--- DATA FOR THIS TASK ---

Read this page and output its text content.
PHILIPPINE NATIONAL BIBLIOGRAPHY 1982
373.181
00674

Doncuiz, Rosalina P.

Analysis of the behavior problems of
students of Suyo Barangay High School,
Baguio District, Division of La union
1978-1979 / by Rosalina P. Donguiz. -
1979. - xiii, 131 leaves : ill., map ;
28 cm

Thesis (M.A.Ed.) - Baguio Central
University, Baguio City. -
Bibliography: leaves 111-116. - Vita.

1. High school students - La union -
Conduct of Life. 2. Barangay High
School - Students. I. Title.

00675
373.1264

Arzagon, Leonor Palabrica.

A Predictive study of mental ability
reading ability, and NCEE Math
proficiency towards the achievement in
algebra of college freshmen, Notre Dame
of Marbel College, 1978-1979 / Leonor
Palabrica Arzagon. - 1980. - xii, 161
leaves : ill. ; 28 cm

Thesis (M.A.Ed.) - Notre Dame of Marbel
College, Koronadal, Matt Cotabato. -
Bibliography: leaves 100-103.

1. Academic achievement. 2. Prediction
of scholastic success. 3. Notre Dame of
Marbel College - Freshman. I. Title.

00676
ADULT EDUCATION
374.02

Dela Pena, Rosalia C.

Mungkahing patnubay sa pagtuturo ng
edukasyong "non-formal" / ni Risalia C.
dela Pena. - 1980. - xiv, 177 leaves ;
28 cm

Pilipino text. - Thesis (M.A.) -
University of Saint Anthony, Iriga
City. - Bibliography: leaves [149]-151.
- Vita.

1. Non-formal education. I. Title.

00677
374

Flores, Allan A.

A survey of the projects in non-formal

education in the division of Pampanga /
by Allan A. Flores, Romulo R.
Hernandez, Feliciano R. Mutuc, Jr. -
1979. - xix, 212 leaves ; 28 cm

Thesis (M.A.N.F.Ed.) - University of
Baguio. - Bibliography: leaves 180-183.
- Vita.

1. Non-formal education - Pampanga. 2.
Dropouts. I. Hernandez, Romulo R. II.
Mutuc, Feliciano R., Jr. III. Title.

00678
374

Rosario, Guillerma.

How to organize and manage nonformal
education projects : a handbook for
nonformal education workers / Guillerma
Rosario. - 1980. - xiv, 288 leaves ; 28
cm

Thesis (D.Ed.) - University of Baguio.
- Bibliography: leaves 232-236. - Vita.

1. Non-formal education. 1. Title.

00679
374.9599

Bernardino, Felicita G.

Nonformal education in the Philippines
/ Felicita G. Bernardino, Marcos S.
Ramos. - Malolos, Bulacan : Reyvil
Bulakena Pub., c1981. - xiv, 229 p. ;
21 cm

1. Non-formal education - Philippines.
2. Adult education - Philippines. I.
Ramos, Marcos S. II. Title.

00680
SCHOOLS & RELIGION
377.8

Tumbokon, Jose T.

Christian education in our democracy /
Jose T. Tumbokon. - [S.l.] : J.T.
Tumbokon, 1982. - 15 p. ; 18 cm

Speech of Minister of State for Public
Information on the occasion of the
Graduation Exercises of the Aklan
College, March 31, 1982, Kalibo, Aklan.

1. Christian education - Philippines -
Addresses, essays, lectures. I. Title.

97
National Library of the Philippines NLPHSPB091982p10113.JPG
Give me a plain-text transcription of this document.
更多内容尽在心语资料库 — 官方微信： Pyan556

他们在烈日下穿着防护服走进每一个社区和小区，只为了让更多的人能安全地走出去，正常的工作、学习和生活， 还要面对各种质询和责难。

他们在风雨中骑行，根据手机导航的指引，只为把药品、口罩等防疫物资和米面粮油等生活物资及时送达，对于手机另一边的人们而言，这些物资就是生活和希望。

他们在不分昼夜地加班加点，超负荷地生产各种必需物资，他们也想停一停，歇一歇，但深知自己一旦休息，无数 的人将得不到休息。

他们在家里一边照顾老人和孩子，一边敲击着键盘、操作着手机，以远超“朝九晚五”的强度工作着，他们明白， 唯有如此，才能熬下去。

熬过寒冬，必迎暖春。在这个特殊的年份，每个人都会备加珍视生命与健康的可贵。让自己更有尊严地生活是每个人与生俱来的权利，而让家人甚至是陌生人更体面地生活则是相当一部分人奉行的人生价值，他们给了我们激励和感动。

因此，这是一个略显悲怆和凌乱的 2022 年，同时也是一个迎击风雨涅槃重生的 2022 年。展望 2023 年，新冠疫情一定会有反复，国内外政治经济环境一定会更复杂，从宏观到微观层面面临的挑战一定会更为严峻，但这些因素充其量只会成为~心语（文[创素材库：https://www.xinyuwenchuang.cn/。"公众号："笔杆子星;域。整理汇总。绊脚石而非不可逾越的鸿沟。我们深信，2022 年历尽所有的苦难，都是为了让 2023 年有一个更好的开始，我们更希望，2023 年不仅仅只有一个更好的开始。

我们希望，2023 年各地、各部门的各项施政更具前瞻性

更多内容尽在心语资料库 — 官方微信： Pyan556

---

Write out the entire listing exactly.

Read this page and output its text content.
PHILIPPINE NATIONAL BIBLIOGRAPHY 1982
373.181
00674

Doncuiz, Rosalina P.

Analysis of the behavior problems of
students of Suyo Barangay High School,
Baguio District, Division of La union
1978-1979 / by Rosalina P. Donguiz. -
1979. - xiii, 131 leaves : ill., map ;
28 cm

Thesis (M.A.Ed.) - Baguio Central
University, Baguio City. -
Bibliography: leaves 111-116. - Vita.

1. High school students - La union -
Conduct of Life. 2. Barangay High
School - Students. I. Title.

00675
373.1264

Arzagon, Leonor Palabrica.

A Predictive study of mental ability
reading ability, and NCEE Math
proficiency towards the achievement in
algebra of college freshmen, Notre Dame
of Marbel College, 1978-1979 / Leonor
Palabrica Arzagon. - 1980. - xii, 161
leaves : ill. ; 28 cm

Thesis (M.A.Ed.) - Notre Dame of Marbel
College, Koronadal, Matt Cotabato. -
Bibliography: leaves 100-103.

1. Academic achievement. 2. Prediction
of scholastic success. 3. Notre Dame of
Marbel College - Freshman. I. Title.

00676
ADULT EDUCATION
374.02

Dela Pena, Rosalia C.

Mungkahing patnubay sa pagtuturo ng
edukasyong "non-formal" / ni Risalia C.
dela Pena. - 1980. - xiv, 177 leaves ;
28 cm

Pilipino text. - Thesis (M.A.) -
University of Saint Anthony, Iriga
City. - Bibliography: leaves [149]-151.
- Vita.

1. Non-formal education. I. Title.

00677
374

Flores, Allan A.

A survey of the projects in non-formal

education in the division of Pampanga /
by Allan A. Flores, Romulo R.
Hernandez, Feliciano R. Mutuc, Jr. -
1979. - xix, 212 leaves ; 28 cm

Thesis (M.A.N.F.Ed.) - University of
Baguio. - Bibliography: leaves 180-183.
- Vita.

1. Non-formal education - Pampanga. 2.
Dropouts. I. Hernandez, Romulo R. II.
Mutuc, Feliciano R., Jr. III. Title.

00678
374

Rosario, Guillerma.

How to organize and manage nonformal
education projects : a handbook for
nonformal education workers / Guillerma
Rosario. - 1980. - xiv, 288 leaves ; 28
cm

Thesis (D.Ed.) - University of Baguio.
- Bibliography: leaves 232-236. - Vita.

1. Non-formal education. 1. Title.

00679
374.9599

Bernardino, Felicita G.

Nonformal education in the Philippines
/ Felicita G. Bernardino, Marcos S.
Ramos. - Malolos, Bulacan : Reyvil
Bulakena Pub., c1981. - xiv, 229 p. ;
21 cm

1. Non-formal education - Philippines.
2. Adult education - Philippines. I.
Ramos, Marcos S. II. Title.

00680
SCHOOLS & RELIGION
377.8

Tumbokon, Jose T.

Christian education in our democracy /
Jose T. Tumbokon. - [S.l.] : J.T.
Tumbokon, 1982. - 15 p. ; 18 cm

Speech of Minister of State for Public
Information on the occasion of the
Graduation Exercises of the Aklan
College, March 31, 1982, Kalibo, Aklan.

1. Christian education - Philippines -
Addresses, essays, lectures. I. Title.

97
National Library of the Philippines NLPHSPB091982p10113.JPG
Give me a plain-text transcription of this document.
更多内容尽在心语资料库 — 官方微信： Pyan556

他们在烈日下穿着防护服走进每一个社区和小区，只为了让更多的人能安全地走出去，正常的工作、学习和生活， 还要面对各种质询和责难。

他们在风雨中骑行，根据手机导航的指引，只为把药品、口罩等防疫物资和米面粮油等生活物资及时送达，对于手机另一边的人们而言，这些物资就是生活和希望。

他们在不分昼夜地加班加点，超负荷地生产各种必需物资，他们也想停一停，歇一歇，但深知自己一旦休息，无数 的人将得不到休息。

他们在家里一边照顾老人和孩子，一边敲击着键盘、操作着手机，以远超“朝九晚五”的强度工作着，他们明白， 唯有如此，才能熬下去。

熬过寒冬，必迎暖春。在这个特殊的年份，每个人都会备加珍视生命与健康的可贵。让自己更有尊严地生活是每个人与生俱来的权利，而让家人甚至是陌生人更体面地生活则是相当一部分人奉行的人生价值，他们给了我们激励和感动。

因此，这是一个略显悲怆和凌乱的 2022 年，同时也是一个迎击风雨涅槃重生的 2022 年。展望 2023 年，新冠疫情一定会有反复，国内外政治经济环境一定会更复杂，从宏观到微观层面面临的挑战一定会更为严峻，但这些因素充其量只会成为~心语（文[创素材库：https://www.xinyuwenchuang.cn/。"公众号："笔杆子星;域。整理汇总。绊脚石而非不可逾越的鸿沟。我们深信，2022 年历尽所有的苦难，都是为了让 2023 年有一个更好的开始，我们更希望，2023 年不仅仅只有一个更好的开始。

我们希望，2023 年各地、各部门的各项施政更具前瞻性

更多内容尽在心语资料库 — 官方微信： Pyan556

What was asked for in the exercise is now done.